-- DIRECTIONS FOR THIS TASK --
Search the material for the word "color" and copy each line that holds it.

Data entries for graphics:
○ ○ ○ ○

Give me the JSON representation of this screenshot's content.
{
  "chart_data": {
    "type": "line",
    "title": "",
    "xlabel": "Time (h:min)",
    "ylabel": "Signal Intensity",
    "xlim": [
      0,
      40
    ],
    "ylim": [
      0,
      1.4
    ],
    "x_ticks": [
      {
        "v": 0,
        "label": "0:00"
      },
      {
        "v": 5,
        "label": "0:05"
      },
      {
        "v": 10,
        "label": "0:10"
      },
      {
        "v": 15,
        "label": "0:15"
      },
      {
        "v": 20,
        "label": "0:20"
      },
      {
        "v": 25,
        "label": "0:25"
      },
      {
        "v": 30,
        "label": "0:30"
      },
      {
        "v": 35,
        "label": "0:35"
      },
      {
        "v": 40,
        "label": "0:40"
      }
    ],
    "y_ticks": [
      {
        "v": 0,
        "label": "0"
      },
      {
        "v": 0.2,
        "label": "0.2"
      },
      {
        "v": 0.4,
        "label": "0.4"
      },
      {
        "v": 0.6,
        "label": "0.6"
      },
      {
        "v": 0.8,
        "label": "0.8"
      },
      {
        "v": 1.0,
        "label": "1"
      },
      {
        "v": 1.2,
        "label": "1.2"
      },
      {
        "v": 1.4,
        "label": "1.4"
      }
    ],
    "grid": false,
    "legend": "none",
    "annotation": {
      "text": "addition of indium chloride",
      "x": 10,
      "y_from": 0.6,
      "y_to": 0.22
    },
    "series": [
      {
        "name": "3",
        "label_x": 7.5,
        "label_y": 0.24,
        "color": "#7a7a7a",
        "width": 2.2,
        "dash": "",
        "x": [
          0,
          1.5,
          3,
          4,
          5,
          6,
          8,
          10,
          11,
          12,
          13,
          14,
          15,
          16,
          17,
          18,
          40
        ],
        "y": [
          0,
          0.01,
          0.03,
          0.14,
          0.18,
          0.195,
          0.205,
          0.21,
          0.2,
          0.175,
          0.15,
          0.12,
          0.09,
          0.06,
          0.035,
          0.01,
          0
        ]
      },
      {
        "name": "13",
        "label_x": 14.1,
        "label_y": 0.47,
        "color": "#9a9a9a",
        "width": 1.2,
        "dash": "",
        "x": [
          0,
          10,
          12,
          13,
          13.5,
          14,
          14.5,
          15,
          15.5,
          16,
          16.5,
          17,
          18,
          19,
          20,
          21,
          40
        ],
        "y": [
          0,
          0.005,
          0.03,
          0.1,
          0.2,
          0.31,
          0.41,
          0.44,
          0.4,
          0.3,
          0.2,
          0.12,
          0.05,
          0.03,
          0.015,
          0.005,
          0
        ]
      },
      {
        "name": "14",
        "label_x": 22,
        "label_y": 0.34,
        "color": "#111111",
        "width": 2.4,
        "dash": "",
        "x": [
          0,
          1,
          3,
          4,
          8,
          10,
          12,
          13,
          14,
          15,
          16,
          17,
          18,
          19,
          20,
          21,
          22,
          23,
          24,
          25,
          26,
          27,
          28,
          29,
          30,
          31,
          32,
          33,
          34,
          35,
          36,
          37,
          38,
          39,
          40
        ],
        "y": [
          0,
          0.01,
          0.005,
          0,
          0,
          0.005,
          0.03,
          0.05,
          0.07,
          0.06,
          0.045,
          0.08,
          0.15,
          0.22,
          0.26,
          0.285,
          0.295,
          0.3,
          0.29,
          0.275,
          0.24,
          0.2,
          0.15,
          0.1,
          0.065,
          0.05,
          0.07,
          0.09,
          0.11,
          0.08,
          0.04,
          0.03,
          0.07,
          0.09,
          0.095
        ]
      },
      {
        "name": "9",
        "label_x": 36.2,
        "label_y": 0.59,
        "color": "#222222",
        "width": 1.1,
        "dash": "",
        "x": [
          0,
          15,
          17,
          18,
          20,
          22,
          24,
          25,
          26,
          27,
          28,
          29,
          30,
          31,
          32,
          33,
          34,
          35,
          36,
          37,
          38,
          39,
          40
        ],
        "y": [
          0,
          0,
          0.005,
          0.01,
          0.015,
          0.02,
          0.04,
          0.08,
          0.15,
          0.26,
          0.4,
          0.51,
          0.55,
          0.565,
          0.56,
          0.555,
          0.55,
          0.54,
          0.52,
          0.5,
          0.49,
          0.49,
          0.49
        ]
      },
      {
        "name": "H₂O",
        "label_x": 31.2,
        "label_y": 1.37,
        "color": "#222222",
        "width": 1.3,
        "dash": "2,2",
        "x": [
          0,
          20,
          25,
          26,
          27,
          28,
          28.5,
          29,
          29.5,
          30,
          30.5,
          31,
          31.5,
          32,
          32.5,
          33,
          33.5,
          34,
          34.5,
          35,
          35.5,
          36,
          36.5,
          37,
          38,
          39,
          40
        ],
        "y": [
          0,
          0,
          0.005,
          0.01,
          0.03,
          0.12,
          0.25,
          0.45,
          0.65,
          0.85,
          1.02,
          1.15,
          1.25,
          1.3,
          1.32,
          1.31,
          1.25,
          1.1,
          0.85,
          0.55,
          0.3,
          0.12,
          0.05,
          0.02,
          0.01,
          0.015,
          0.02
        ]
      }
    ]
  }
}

○ ○ ○ ○

-- COMPLETE RESPONSE --
        "color": "#7a7a7a",
        "color": "#9a9a9a",
        "color": "#111111",
        "color": "#222222",
        "color": "#222222",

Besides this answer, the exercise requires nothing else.